■ **Task**:
Return the listing below exactly, with the pictures dropped.

■ **Data listing**:
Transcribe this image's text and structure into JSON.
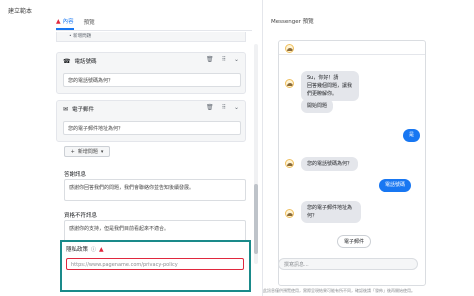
{
  "dialog": {
    "title": "建立範本",
    "close_icon": "close-icon"
  },
  "tabs": [
    {
      "label": "內容",
      "active": true,
      "warning": true
    },
    {
      "label": "預覽",
      "active": false,
      "warning": false
    }
  ],
  "questions": {
    "partial_item": "• 新增問題",
    "items": [
      {
        "type_label": "電話號碼",
        "icon": "phone-icon",
        "value": "您的電話號碼為何？"
      },
      {
        "type_label": "電子郵件",
        "icon": "email-icon",
        "value": "您的電子郵件地址為何？"
      }
    ],
    "add_button_label": "新增問題"
  },
  "greeting": {
    "label": "答謝訊息",
    "value": "感謝你回答我們的問題，我們會聯絡你並告知後續發展。"
  },
  "disqualified": {
    "label": "資格不符訊息",
    "value": "感謝你的支持，但是我們目前看起來不適合。"
  },
  "privacy": {
    "label": "隱私政策",
    "placeholder": "https://www.pagename.com/privacy-policy"
  },
  "preview": {
    "title": "Messenger 預覽",
    "messages": [
      {
        "from": "bot",
        "text": "Su，你好！請\n回答幾個問題，讓我\n們更瞭解你。"
      },
      {
        "from": "bot",
        "text": "開始問題"
      },
      {
        "from": "user",
        "text": "是"
      },
      {
        "from": "bot",
        "text": "您的電話號碼為何？"
      },
      {
        "from": "user",
        "text": "電話號碼"
      },
      {
        "from": "bot",
        "text": "您的電子郵件地址為\n何？"
      },
      {
        "from": "reply",
        "text": "電子郵件"
      }
    ],
    "composer_placeholder": "撰寫訊息...",
    "footnote": "此訊息僅供預覽使用，實際呈現結果可能有所不同，確認後請「發佈」後再開始使用。"
  },
  "colors": {
    "accent": "#1877f2",
    "warning": "#e0283e",
    "highlight": "#1a8a8a"
  }
}
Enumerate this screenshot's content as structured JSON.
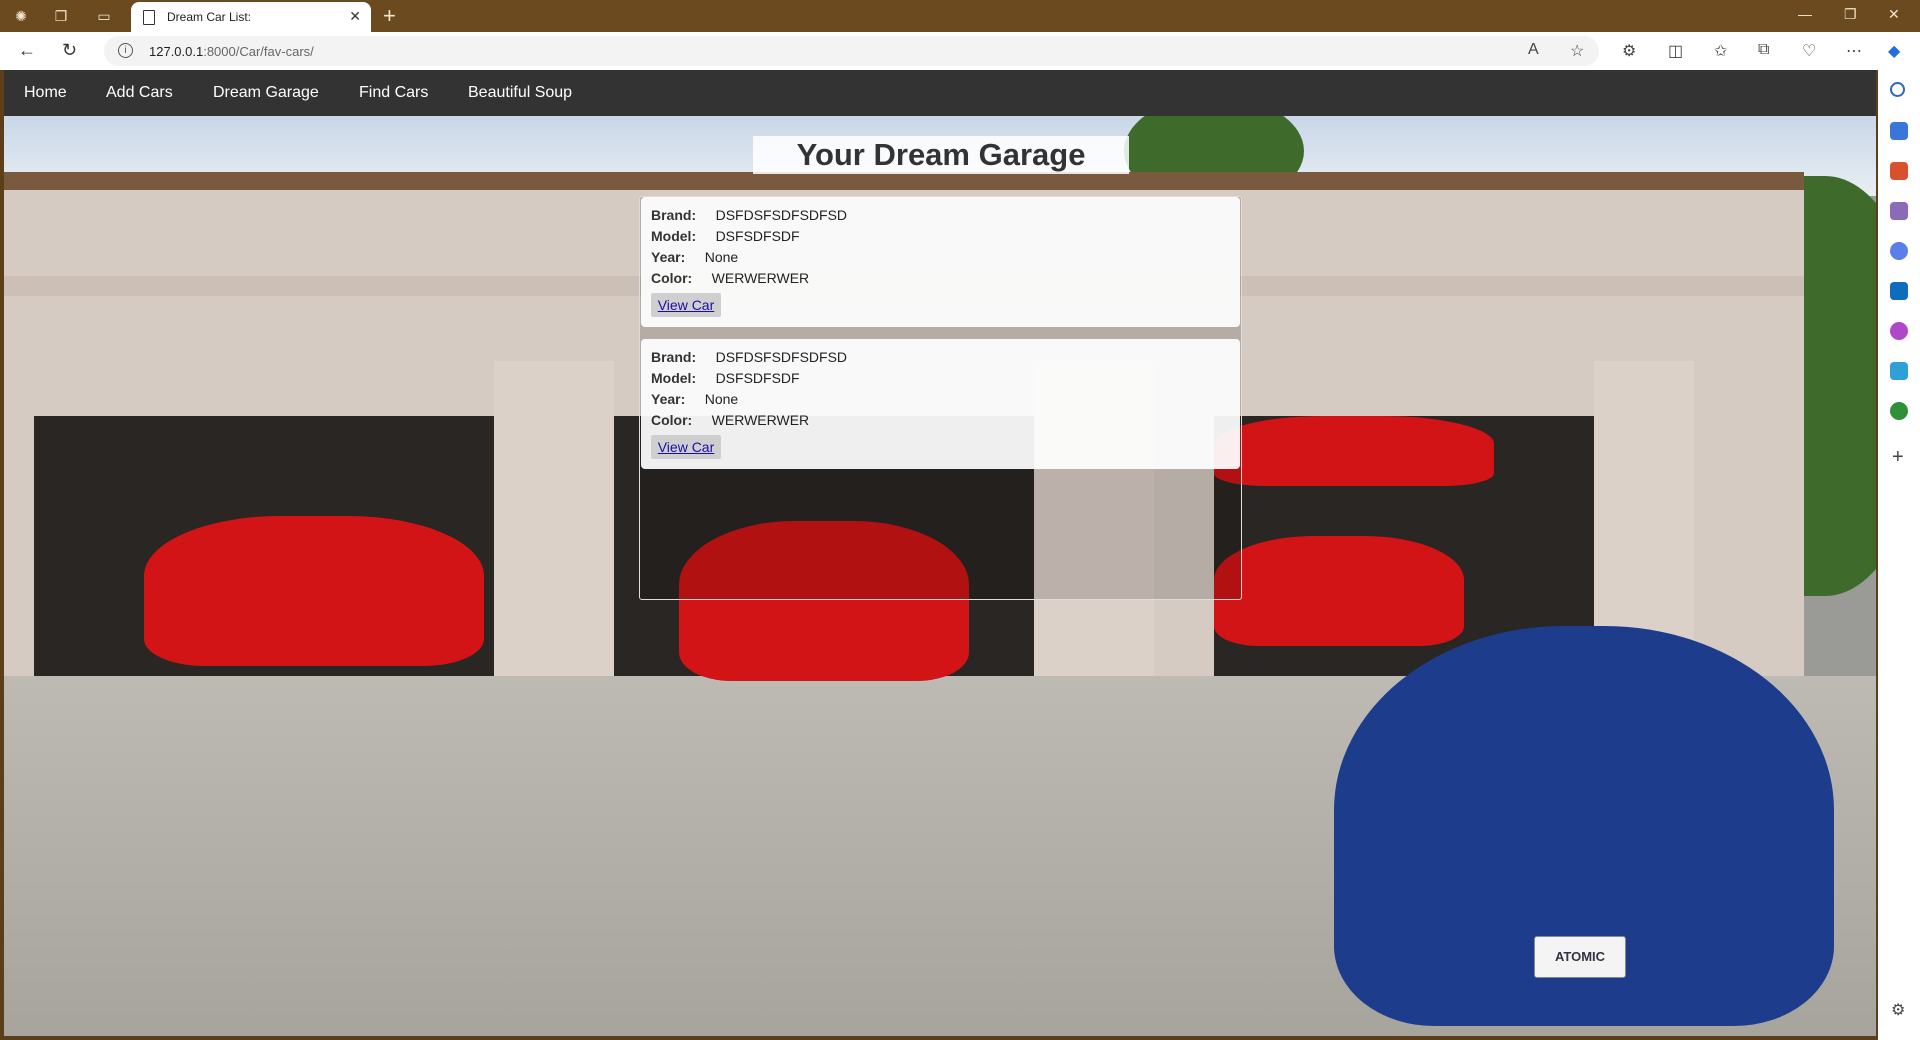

■ **Exercise result**:
Transcribe this image's text and structure into JSON.
{
  "dialog": {
    "title": "建立範本",
    "close_icon": "close-icon"
  },
  "tabs": [
    {
      "label": "內容",
      "active": true,
      "warning": true
    },
    {
      "label": "預覽",
      "active": false,
      "warning": false
    }
  ],
  "questions": {
    "partial_item": "• 新增問題",
    "items": [
      {
        "type_label": "電話號碼",
        "icon": "phone-icon",
        "value": "您的電話號碼為何？"
      },
      {
        "type_label": "電子郵件",
        "icon": "email-icon",
        "value": "您的電子郵件地址為何？"
      }
    ],
    "add_button_label": "新增問題"
  },
  "greeting": {
    "label": "答謝訊息",
    "value": "感謝你回答我們的問題，我們會聯絡你並告知後續發展。"
  },
  "disqualified": {
    "label": "資格不符訊息",
    "value": "感謝你的支持，但是我們目前看起來不適合。"
  },
  "privacy": {
    "label": "隱私政策",
    "placeholder": "https://www.pagename.com/privacy-policy"
  },
  "preview": {
    "title": "Messenger 預覽",
    "messages": [
      {
        "from": "bot",
        "text": "Su，你好！請\n回答幾個問題，讓我\n們更瞭解你。"
      },
      {
        "from": "bot",
        "text": "開始問題"
      },
      {
        "from": "user",
        "text": "是"
      },
      {
        "from": "bot",
        "text": "您的電話號碼為何？"
      },
      {
        "from": "user",
        "text": "電話號碼"
      },
      {
        "from": "bot",
        "text": "您的電子郵件地址為\n何？"
      },
      {
        "from": "reply",
        "text": "電子郵件"
      }
    ],
    "composer_placeholder": "撰寫訊息...",
    "footnote": "此訊息僅供預覽使用，實際呈現結果可能有所不同，確認後請「發佈」後再開始使用。"
  },
  "colors": {
    "accent": "#1877f2",
    "warning": "#e0283e",
    "highlight": "#1a8a8a"
  }
}
Enumerate this screenshot's content as structured JSON.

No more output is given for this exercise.